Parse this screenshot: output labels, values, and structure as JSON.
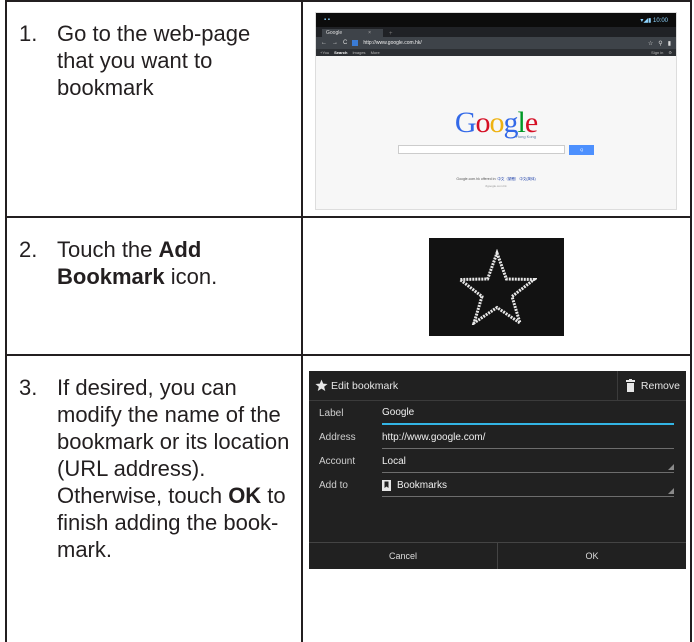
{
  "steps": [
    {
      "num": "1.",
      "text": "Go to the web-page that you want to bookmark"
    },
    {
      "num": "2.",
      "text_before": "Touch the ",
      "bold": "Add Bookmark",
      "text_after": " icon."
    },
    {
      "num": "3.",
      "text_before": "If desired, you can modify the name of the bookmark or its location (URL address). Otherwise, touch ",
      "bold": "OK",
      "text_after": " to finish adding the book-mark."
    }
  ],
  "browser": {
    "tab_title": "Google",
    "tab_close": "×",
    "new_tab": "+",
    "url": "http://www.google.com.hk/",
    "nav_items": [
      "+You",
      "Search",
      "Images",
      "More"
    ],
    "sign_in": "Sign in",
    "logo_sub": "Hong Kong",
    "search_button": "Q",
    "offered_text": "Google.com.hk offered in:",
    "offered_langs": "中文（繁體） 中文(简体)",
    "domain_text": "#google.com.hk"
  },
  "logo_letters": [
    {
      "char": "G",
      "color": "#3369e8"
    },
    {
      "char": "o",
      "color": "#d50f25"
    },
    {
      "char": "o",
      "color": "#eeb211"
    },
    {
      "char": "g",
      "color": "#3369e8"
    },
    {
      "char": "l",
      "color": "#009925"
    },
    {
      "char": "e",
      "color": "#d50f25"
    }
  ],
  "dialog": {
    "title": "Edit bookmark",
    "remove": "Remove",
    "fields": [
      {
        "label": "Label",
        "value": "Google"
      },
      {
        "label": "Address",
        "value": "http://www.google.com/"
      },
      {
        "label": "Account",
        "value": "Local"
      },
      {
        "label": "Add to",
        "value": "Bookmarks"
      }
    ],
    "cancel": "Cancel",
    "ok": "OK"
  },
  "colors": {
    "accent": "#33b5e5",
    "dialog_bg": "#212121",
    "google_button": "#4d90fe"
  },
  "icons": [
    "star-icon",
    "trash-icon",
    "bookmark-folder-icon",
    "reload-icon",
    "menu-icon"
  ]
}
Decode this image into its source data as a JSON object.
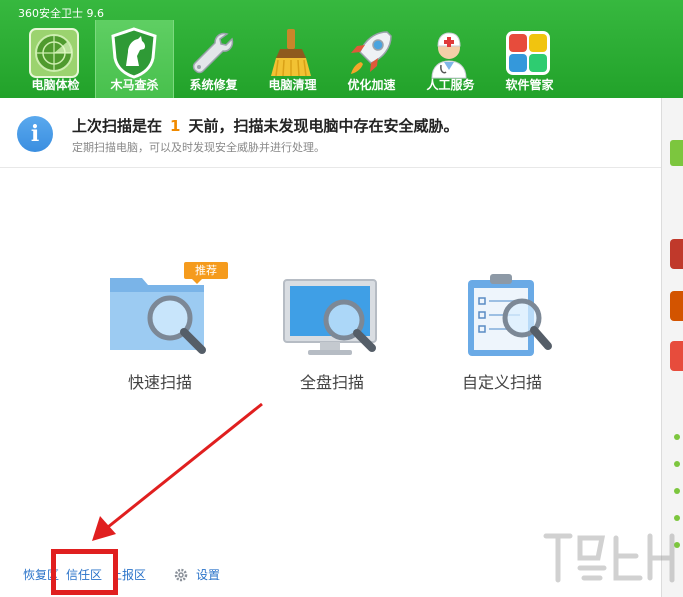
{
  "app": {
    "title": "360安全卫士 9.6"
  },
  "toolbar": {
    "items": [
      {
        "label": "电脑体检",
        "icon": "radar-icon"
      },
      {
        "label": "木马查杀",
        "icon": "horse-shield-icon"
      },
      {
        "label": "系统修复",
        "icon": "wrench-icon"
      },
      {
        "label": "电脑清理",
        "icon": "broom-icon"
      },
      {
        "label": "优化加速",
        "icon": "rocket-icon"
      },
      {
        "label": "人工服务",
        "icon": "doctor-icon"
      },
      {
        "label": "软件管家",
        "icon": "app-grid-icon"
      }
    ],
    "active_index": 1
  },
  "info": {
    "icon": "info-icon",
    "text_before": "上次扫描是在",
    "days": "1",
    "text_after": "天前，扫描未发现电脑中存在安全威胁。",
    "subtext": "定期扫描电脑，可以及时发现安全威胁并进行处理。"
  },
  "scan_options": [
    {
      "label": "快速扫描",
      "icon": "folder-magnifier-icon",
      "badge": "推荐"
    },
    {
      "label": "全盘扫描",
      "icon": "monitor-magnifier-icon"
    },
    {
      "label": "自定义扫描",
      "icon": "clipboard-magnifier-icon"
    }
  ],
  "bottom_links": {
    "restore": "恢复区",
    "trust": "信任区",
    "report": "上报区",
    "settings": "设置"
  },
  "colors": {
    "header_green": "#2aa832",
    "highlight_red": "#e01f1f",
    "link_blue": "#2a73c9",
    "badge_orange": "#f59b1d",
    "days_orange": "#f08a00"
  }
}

---

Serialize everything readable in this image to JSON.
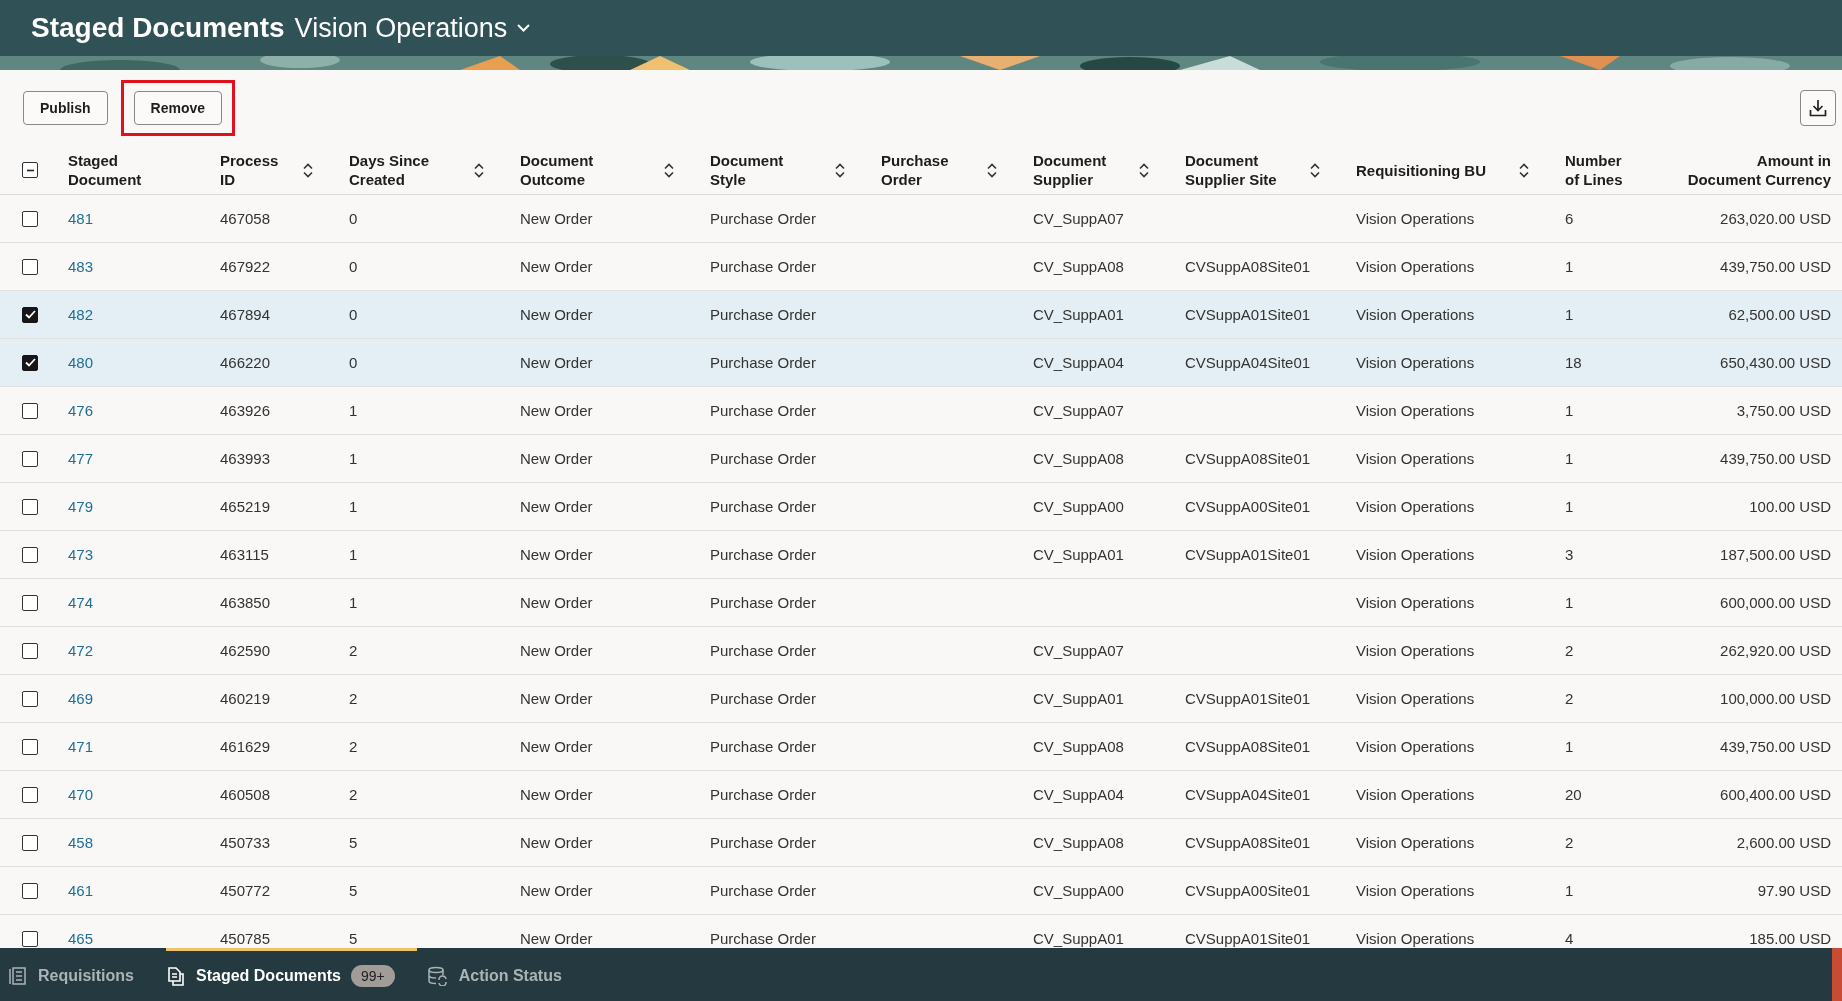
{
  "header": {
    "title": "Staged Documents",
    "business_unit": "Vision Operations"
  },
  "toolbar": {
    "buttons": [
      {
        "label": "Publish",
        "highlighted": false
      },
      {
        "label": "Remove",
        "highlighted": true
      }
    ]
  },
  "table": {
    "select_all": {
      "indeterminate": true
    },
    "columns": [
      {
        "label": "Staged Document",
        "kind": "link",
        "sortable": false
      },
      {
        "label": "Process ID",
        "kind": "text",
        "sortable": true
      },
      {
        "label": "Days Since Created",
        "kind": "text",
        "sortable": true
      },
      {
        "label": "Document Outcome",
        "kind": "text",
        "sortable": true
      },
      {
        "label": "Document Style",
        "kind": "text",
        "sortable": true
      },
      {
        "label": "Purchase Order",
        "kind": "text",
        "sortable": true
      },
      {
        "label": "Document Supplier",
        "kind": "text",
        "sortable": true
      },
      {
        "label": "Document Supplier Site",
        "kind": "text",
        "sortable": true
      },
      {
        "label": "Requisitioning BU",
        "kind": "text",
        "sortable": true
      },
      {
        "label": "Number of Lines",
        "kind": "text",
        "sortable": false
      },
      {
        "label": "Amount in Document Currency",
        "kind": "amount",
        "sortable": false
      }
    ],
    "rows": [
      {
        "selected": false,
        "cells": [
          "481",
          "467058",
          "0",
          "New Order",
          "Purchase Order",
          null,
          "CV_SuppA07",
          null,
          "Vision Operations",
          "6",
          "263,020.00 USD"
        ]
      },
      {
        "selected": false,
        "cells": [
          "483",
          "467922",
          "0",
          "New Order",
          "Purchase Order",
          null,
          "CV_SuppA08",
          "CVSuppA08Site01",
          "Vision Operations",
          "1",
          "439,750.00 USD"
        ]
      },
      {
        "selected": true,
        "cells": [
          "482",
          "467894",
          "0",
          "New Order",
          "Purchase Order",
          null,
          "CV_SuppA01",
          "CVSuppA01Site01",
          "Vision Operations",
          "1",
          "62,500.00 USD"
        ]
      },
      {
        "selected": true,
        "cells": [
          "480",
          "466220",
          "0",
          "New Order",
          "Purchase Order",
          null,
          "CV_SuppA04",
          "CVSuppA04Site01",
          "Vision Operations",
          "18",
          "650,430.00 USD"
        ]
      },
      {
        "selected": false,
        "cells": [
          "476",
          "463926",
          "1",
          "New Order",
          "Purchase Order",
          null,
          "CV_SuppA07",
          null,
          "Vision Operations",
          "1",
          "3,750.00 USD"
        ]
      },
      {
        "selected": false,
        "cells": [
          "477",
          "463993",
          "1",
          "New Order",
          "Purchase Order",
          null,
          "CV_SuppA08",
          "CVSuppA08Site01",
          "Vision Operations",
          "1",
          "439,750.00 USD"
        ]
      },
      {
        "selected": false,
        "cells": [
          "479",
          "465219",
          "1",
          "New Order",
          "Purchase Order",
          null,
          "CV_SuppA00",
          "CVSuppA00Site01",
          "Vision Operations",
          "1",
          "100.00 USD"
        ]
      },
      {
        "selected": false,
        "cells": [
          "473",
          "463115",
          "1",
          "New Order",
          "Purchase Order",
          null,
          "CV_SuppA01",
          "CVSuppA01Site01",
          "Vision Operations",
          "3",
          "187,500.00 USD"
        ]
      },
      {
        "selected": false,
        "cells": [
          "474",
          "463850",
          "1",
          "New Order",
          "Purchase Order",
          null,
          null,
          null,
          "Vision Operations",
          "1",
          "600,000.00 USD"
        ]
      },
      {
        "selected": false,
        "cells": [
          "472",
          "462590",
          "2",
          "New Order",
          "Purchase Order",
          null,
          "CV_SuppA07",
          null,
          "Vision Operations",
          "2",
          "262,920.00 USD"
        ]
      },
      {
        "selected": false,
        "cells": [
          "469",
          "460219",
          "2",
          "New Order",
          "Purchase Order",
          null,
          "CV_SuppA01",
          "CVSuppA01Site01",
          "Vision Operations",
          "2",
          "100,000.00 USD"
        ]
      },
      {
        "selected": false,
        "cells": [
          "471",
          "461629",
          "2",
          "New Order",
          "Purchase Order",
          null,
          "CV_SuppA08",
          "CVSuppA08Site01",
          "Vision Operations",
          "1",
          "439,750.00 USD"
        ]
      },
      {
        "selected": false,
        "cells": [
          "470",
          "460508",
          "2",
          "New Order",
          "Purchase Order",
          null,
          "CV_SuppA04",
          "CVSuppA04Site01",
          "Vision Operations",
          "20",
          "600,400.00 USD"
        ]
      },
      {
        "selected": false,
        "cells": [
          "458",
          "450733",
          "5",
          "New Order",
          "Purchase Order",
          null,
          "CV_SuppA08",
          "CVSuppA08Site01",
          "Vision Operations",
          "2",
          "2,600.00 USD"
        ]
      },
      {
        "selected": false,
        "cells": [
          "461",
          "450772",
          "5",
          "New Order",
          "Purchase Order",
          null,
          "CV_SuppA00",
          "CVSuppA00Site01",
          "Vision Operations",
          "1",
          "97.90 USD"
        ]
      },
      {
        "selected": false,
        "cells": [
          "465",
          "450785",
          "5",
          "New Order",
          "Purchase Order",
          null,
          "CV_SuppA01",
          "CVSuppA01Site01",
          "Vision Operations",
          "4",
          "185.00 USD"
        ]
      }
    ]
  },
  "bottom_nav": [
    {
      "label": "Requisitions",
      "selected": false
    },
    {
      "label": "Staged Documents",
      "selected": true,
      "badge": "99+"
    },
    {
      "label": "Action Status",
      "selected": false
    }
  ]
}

### Work instructions:
Filter out all lines lacking the word "highlighted" and copy the rest.

### Solution to the exercise:
        "highlighted": false
        "highlighted": true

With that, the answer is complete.